# Short exercise
Transcribe every entry below word for word, but skip the pictures.

# Extracted records

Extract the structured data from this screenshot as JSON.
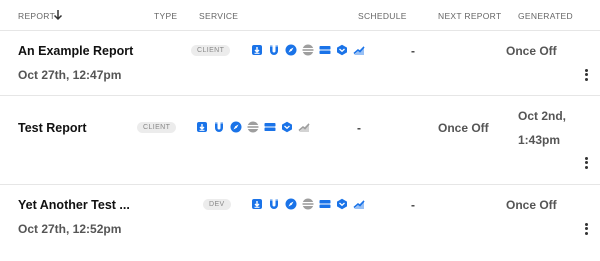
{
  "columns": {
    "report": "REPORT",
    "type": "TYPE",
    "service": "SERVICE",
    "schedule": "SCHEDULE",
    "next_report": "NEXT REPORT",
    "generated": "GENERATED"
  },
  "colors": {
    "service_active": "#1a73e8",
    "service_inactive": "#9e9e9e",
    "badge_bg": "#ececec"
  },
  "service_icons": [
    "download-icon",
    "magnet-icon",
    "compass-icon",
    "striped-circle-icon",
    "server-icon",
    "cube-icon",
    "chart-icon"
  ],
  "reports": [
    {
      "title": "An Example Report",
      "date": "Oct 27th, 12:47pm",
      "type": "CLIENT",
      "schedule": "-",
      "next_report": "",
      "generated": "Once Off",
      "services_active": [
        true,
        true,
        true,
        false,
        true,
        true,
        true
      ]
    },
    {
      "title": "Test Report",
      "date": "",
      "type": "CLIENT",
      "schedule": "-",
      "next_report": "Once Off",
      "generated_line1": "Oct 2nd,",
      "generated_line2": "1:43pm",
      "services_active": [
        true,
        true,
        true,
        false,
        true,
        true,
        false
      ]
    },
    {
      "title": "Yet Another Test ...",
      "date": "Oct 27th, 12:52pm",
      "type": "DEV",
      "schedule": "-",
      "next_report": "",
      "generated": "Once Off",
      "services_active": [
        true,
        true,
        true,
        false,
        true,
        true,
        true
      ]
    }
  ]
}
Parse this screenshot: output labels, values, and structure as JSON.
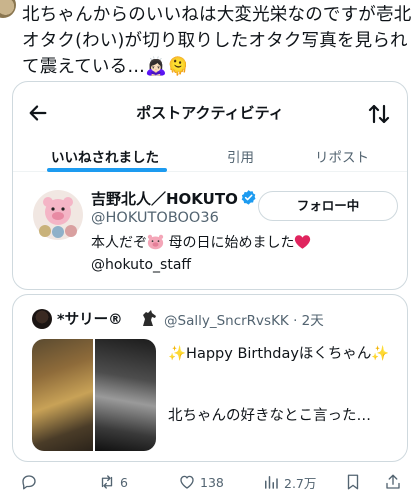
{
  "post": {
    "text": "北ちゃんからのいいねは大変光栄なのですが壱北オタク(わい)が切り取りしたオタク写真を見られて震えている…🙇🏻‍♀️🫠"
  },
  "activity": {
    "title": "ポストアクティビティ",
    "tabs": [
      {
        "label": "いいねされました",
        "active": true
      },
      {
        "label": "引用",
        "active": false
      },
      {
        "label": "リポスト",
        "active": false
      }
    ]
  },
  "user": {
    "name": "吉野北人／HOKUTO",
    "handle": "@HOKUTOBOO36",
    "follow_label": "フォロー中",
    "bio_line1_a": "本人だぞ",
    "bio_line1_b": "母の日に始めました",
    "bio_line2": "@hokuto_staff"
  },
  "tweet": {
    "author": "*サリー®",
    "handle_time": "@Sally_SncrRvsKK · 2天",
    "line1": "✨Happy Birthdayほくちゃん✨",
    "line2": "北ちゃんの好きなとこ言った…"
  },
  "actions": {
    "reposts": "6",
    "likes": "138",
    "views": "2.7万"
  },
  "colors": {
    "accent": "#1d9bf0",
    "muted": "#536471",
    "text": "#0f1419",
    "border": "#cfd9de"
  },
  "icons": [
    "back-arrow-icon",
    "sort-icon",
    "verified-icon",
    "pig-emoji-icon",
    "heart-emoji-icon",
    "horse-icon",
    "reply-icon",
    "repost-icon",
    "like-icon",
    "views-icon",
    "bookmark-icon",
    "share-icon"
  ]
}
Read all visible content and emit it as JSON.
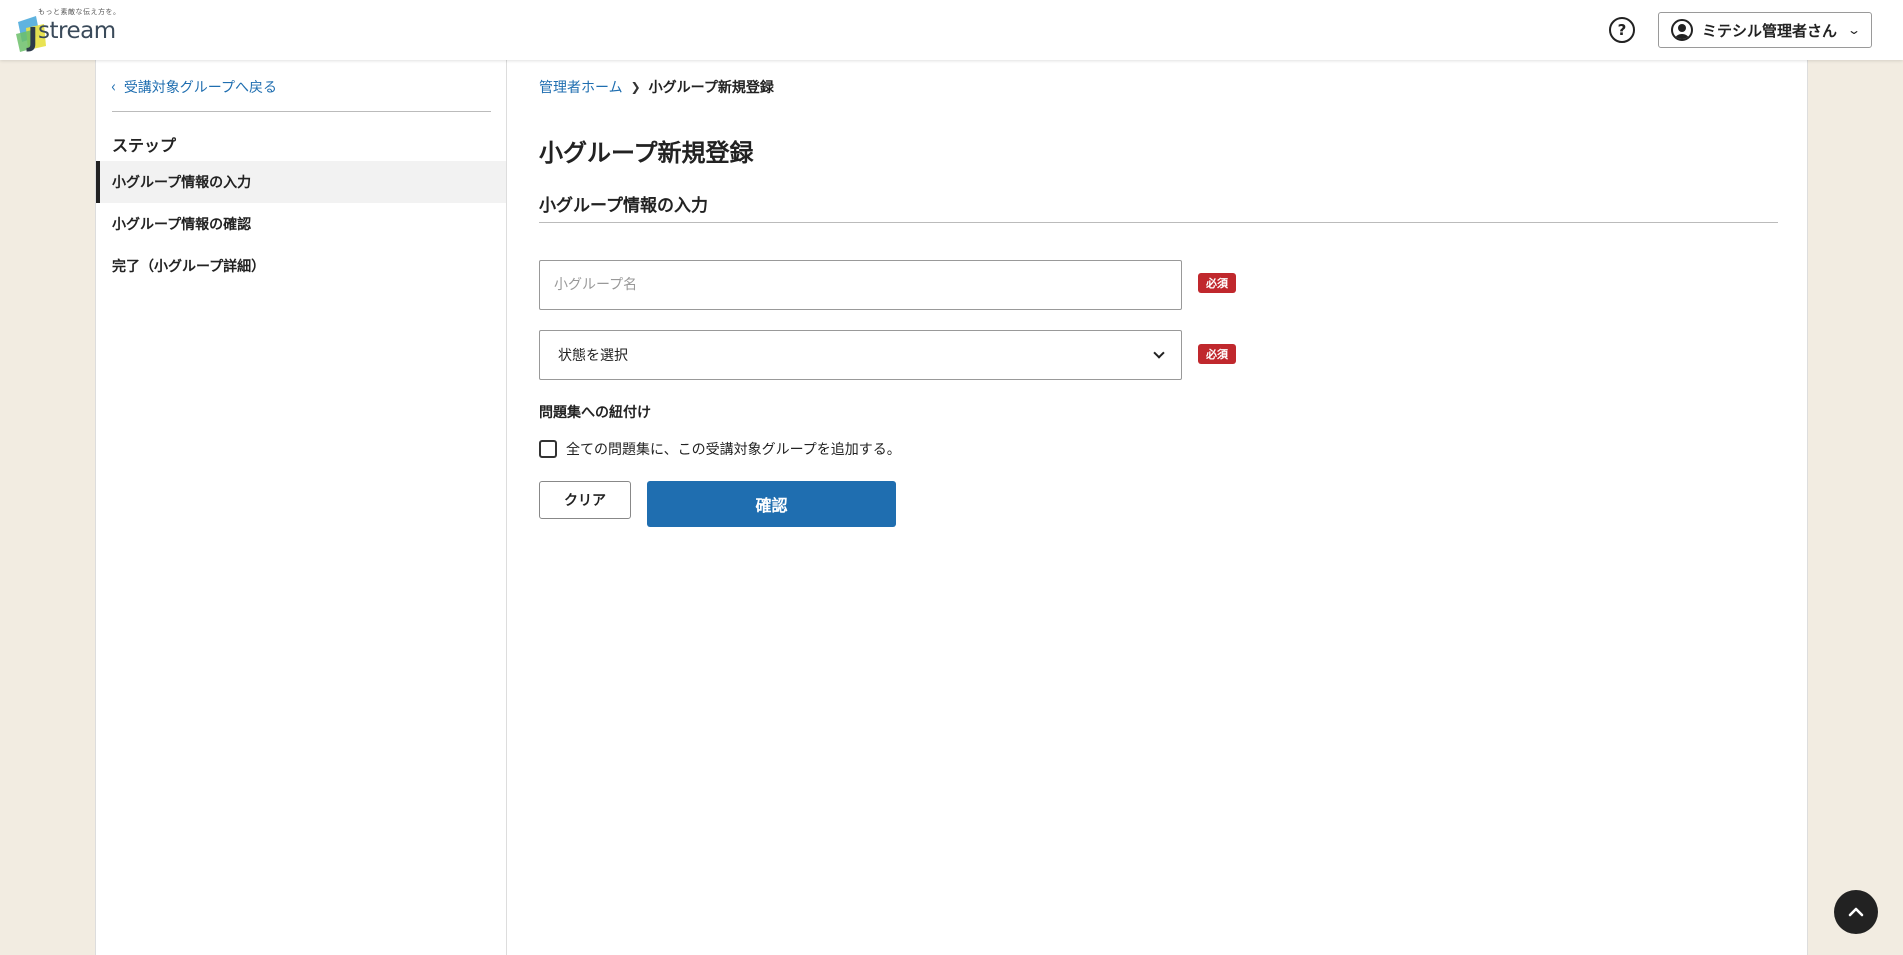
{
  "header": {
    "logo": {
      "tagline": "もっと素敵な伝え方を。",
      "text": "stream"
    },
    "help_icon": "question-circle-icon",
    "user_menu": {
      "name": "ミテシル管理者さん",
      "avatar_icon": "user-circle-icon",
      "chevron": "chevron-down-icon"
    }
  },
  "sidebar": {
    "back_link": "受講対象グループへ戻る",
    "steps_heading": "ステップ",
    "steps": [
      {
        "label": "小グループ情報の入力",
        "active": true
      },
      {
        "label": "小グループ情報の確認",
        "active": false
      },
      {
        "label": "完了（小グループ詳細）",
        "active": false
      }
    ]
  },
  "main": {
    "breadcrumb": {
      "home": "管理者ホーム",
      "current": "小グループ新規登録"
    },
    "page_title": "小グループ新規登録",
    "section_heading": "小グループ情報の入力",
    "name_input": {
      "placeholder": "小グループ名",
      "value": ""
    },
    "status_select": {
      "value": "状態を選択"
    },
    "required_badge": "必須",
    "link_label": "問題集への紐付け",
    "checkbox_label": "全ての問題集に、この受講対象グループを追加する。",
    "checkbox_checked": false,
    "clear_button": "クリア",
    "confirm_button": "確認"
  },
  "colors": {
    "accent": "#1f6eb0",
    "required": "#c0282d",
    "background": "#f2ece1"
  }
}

# Task solution
Extract the structured data from this screenshot as JSON.
{
  "columns": {
    "report": "REPORT",
    "type": "TYPE",
    "service": "SERVICE",
    "schedule": "SCHEDULE",
    "next_report": "NEXT REPORT",
    "generated": "GENERATED"
  },
  "colors": {
    "service_active": "#1a73e8",
    "service_inactive": "#9e9e9e",
    "badge_bg": "#ececec"
  },
  "service_icons": [
    "download-icon",
    "magnet-icon",
    "compass-icon",
    "striped-circle-icon",
    "server-icon",
    "cube-icon",
    "chart-icon"
  ],
  "reports": [
    {
      "title": "An Example Report",
      "date": "Oct 27th, 12:47pm",
      "type": "CLIENT",
      "schedule": "-",
      "next_report": "",
      "generated": "Once Off",
      "services_active": [
        true,
        true,
        true,
        false,
        true,
        true,
        true
      ]
    },
    {
      "title": "Test Report",
      "date": "",
      "type": "CLIENT",
      "schedule": "-",
      "next_report": "Once Off",
      "generated_line1": "Oct 2nd,",
      "generated_line2": "1:43pm",
      "services_active": [
        true,
        true,
        true,
        false,
        true,
        true,
        false
      ]
    },
    {
      "title": "Yet Another Test ...",
      "date": "Oct 27th, 12:52pm",
      "type": "DEV",
      "schedule": "-",
      "next_report": "",
      "generated": "Once Off",
      "services_active": [
        true,
        true,
        true,
        false,
        true,
        true,
        true
      ]
    }
  ]
}
Parse this screenshot: output labels, values, and structure as JSON.
{
  "post": {
    "text": "北ちゃんからのいいねは大変光栄なのですが壱北オタク(わい)が切り取りしたオタク写真を見られて震えている…🙇🏻‍♀️🫠"
  },
  "activity": {
    "title": "ポストアクティビティ",
    "tabs": [
      {
        "label": "いいねされました",
        "active": true
      },
      {
        "label": "引用",
        "active": false
      },
      {
        "label": "リポスト",
        "active": false
      }
    ]
  },
  "user": {
    "name": "吉野北人／HOKUTO",
    "handle": "@HOKUTOBOO36",
    "follow_label": "フォロー中",
    "bio_line1_a": "本人だぞ",
    "bio_line1_b": "母の日に始めました",
    "bio_line2": "@hokuto_staff"
  },
  "tweet": {
    "author": "*サリー®",
    "handle_time": "@Sally_SncrRvsKK · 2天",
    "line1": "✨Happy Birthdayほくちゃん✨",
    "line2": "北ちゃんの好きなとこ言った…"
  },
  "actions": {
    "reposts": "6",
    "likes": "138",
    "views": "2.7万"
  },
  "colors": {
    "accent": "#1d9bf0",
    "muted": "#536471",
    "text": "#0f1419",
    "border": "#cfd9de"
  },
  "icons": [
    "back-arrow-icon",
    "sort-icon",
    "verified-icon",
    "pig-emoji-icon",
    "heart-emoji-icon",
    "horse-icon",
    "reply-icon",
    "repost-icon",
    "like-icon",
    "views-icon",
    "bookmark-icon",
    "share-icon"
  ]
}
Read all visible content and emit it as JSON.
{
  "header": {
    "logo": {
      "tagline": "もっと素敵な伝え方を。",
      "text": "stream"
    },
    "help_icon": "question-circle-icon",
    "user_menu": {
      "name": "ミテシル管理者さん",
      "avatar_icon": "user-circle-icon",
      "chevron": "chevron-down-icon"
    }
  },
  "sidebar": {
    "back_link": "受講対象グループへ戻る",
    "steps_heading": "ステップ",
    "steps": [
      {
        "label": "小グループ情報の入力",
        "active": true
      },
      {
        "label": "小グループ情報の確認",
        "active": false
      },
      {
        "label": "完了（小グループ詳細）",
        "active": false
      }
    ]
  },
  "main": {
    "breadcrumb": {
      "home": "管理者ホーム",
      "current": "小グループ新規登録"
    },
    "page_title": "小グループ新規登録",
    "section_heading": "小グループ情報の入力",
    "name_input": {
      "placeholder": "小グループ名",
      "value": ""
    },
    "status_select": {
      "value": "状態を選択"
    },
    "required_badge": "必須",
    "link_label": "問題集への紐付け",
    "checkbox_label": "全ての問題集に、この受講対象グループを追加する。",
    "checkbox_checked": false,
    "clear_button": "クリア",
    "confirm_button": "確認"
  },
  "colors": {
    "accent": "#1f6eb0",
    "required": "#c0282d",
    "background": "#f2ece1"
  }
}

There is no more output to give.